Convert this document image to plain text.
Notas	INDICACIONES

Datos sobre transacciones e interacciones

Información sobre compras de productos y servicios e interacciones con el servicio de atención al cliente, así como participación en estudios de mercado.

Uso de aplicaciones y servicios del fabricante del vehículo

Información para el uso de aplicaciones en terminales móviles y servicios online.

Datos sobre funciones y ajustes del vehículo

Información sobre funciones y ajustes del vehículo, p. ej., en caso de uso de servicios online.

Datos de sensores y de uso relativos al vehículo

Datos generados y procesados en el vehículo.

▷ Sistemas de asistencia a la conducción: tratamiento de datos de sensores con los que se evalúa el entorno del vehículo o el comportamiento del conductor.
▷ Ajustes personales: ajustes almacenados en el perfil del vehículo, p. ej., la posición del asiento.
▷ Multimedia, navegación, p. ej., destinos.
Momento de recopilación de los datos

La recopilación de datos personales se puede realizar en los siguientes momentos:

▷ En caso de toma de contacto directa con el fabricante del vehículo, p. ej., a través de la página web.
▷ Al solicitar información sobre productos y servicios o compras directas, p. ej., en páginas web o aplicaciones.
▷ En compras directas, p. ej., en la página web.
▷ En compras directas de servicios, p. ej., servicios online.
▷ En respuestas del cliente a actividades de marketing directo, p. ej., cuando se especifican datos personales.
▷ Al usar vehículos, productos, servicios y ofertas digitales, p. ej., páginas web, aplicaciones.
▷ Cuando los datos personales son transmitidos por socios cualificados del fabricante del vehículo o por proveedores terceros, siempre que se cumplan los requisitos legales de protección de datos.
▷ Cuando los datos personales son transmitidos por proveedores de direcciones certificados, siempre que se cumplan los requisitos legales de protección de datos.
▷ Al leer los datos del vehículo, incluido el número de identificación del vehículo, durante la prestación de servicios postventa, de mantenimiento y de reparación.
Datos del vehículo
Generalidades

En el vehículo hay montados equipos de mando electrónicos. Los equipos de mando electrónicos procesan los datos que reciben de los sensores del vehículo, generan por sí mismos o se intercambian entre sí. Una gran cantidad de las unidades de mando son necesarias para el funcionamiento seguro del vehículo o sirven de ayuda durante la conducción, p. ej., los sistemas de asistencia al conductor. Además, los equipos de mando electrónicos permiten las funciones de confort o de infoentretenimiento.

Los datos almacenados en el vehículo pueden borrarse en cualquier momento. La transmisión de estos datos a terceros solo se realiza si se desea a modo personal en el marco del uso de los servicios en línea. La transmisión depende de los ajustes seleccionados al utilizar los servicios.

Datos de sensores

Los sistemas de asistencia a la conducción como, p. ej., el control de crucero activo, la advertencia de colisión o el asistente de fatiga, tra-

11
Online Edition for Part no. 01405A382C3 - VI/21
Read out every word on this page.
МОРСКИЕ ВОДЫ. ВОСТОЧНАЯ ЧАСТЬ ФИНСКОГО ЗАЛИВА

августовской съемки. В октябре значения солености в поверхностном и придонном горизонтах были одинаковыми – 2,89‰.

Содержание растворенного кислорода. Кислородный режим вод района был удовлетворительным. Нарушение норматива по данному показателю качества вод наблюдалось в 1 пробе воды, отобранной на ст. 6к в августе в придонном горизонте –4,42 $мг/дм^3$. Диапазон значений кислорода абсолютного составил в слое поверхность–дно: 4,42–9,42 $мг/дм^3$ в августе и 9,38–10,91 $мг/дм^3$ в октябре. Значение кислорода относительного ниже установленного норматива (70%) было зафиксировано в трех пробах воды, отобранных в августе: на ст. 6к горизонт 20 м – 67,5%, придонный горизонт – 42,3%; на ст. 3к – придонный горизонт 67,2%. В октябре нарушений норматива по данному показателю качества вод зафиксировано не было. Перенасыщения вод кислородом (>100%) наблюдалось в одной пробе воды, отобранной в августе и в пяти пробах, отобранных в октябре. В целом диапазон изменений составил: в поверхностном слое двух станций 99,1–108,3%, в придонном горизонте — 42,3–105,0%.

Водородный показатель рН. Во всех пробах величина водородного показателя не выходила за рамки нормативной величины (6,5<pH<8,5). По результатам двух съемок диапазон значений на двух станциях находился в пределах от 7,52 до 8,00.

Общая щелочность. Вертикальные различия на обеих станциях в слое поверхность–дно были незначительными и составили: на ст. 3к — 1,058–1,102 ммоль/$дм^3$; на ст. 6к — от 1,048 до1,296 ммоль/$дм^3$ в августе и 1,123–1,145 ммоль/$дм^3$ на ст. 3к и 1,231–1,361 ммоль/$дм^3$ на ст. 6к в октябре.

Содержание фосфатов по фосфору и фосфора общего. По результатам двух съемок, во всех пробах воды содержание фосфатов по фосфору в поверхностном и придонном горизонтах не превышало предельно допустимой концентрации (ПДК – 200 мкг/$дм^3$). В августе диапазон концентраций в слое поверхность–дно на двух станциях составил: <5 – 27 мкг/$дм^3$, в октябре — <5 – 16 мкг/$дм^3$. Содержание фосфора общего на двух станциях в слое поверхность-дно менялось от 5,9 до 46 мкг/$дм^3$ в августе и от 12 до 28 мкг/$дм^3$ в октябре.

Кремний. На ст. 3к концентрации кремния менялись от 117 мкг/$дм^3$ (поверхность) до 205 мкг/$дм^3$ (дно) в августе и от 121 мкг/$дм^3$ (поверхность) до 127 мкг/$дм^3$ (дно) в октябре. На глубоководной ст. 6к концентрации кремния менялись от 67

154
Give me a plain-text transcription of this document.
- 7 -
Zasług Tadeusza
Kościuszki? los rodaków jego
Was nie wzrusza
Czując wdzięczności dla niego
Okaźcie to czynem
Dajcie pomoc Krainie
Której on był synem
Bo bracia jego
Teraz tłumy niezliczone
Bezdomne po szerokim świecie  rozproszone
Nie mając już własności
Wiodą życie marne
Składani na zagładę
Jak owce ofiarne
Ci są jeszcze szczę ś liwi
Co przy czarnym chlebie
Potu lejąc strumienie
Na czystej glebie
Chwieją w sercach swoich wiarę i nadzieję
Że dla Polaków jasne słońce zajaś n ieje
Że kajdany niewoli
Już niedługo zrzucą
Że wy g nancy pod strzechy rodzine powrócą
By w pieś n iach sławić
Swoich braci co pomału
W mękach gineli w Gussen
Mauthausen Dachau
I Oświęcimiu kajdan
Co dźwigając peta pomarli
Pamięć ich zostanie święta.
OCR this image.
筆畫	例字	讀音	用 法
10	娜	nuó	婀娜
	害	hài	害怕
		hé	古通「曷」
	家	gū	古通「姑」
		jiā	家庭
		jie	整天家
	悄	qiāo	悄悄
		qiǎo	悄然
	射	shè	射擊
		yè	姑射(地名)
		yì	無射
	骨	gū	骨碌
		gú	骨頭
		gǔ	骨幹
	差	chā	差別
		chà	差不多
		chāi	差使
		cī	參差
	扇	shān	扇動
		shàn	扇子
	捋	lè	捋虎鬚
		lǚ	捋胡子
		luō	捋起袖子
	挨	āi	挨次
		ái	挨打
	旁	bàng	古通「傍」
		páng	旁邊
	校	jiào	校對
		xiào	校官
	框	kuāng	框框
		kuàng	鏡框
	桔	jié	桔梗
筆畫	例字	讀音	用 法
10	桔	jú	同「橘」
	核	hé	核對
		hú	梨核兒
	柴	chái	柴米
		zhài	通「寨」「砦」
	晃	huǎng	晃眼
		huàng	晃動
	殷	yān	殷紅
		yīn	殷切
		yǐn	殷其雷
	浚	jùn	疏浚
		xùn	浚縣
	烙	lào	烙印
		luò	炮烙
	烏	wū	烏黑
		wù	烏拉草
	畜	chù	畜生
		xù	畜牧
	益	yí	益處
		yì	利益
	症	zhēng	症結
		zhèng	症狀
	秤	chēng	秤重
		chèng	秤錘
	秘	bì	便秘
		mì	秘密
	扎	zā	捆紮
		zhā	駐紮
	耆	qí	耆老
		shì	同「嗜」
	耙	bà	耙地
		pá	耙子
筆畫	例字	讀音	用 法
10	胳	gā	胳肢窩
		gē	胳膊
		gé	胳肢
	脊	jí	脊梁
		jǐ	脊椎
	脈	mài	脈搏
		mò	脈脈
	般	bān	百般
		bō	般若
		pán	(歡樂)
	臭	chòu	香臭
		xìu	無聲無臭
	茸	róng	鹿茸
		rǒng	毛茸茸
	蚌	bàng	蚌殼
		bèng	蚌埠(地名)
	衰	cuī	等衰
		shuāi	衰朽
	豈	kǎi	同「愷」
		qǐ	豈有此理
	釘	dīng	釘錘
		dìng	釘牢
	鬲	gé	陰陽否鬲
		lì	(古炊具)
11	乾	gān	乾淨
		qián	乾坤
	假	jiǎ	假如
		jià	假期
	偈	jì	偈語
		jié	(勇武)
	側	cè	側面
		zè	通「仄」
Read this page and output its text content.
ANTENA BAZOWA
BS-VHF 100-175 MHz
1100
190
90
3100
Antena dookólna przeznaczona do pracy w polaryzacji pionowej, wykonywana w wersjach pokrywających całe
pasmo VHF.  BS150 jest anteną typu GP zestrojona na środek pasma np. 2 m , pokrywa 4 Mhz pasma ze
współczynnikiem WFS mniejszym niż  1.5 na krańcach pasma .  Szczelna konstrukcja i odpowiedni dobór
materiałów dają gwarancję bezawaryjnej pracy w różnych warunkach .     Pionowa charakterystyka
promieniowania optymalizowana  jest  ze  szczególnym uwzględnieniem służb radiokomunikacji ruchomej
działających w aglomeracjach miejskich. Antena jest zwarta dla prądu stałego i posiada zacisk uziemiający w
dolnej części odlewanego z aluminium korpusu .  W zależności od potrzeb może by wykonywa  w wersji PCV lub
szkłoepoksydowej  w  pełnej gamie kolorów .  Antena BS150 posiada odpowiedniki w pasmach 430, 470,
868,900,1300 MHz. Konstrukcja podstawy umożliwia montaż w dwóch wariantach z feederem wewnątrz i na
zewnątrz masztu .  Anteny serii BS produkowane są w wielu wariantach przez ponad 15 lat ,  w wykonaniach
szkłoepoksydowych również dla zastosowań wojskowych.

**PROBLEM TO WORK ON**
Pick out, from the lines above, every one that contains the string "interacciones".

**EXERCISE RESPONSE**
Datos sobre transacciones e interacciones
Información sobre compras de productos y servicios e interacciones con el servicio de atención al cliente, así como participación en estudios de mercado.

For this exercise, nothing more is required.